**Task details**
In the copy, include every entry exactly but none of the images.

▽

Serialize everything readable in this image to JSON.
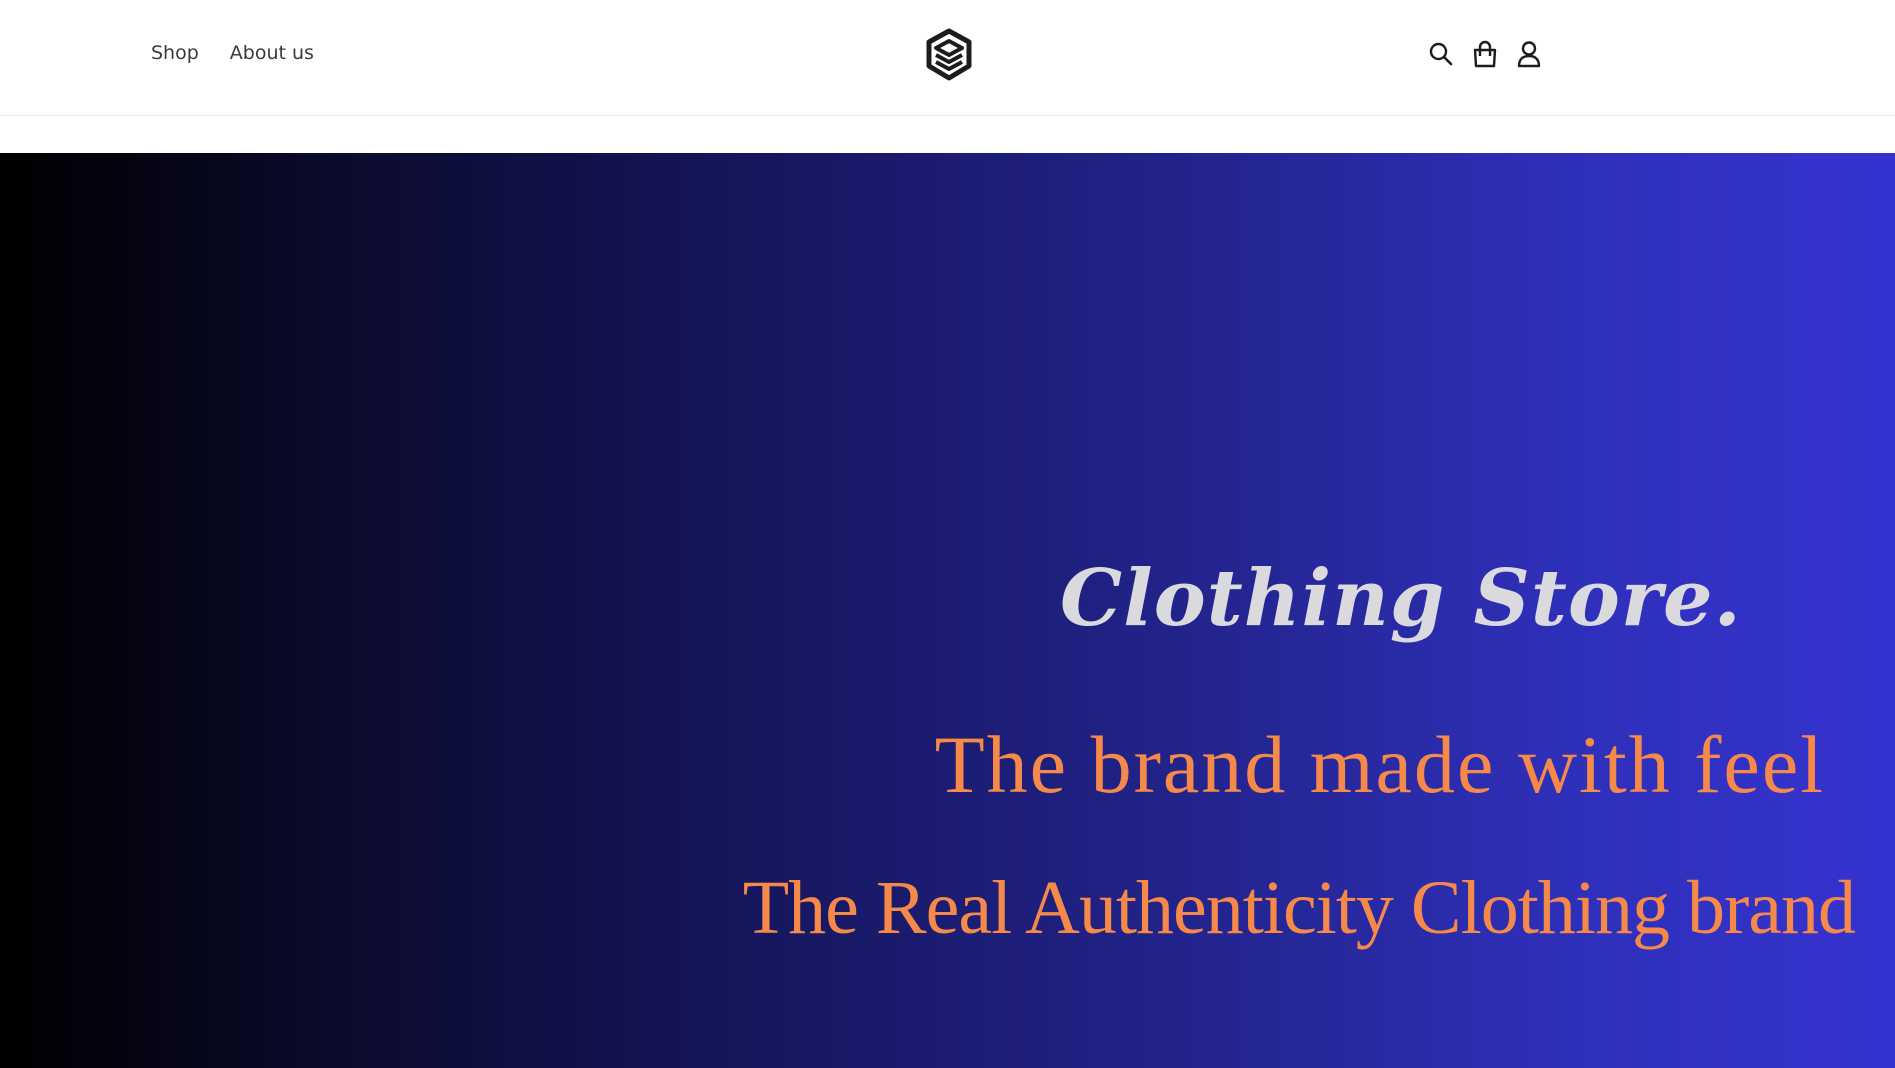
{
  "header": {
    "nav": [
      {
        "label": "Shop"
      },
      {
        "label": "About us"
      }
    ],
    "logo_icon": "stacked-layers-logo-icon",
    "actions": {
      "search_icon": "search-icon",
      "cart_icon": "shopping-bag-icon",
      "account_icon": "user-icon"
    }
  },
  "hero": {
    "title": "Clothing Store.",
    "tagline": "The brand made with feel",
    "subtagline": "The Real Authenticity Clothing brand",
    "colors": {
      "gradient_start": "#000000",
      "gradient_end": "#3533d0",
      "title": "#d9d9de",
      "tagline": "#f5894a"
    }
  }
}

△

**Result**
Serialize everything readable in this image to JSON.
{
  "header": {
    "nav": [
      {
        "label": "Shop"
      },
      {
        "label": "About us"
      }
    ],
    "logo_icon": "stacked-layers-logo-icon",
    "actions": {
      "search_icon": "search-icon",
      "cart_icon": "shopping-bag-icon",
      "account_icon": "user-icon"
    }
  },
  "hero": {
    "title": "Clothing Store.",
    "tagline": "The brand made with feel",
    "subtagline": "The Real Authenticity Clothing brand",
    "colors": {
      "gradient_start": "#000000",
      "gradient_end": "#3533d0",
      "title": "#d9d9de",
      "tagline": "#f5894a"
    }
  }
}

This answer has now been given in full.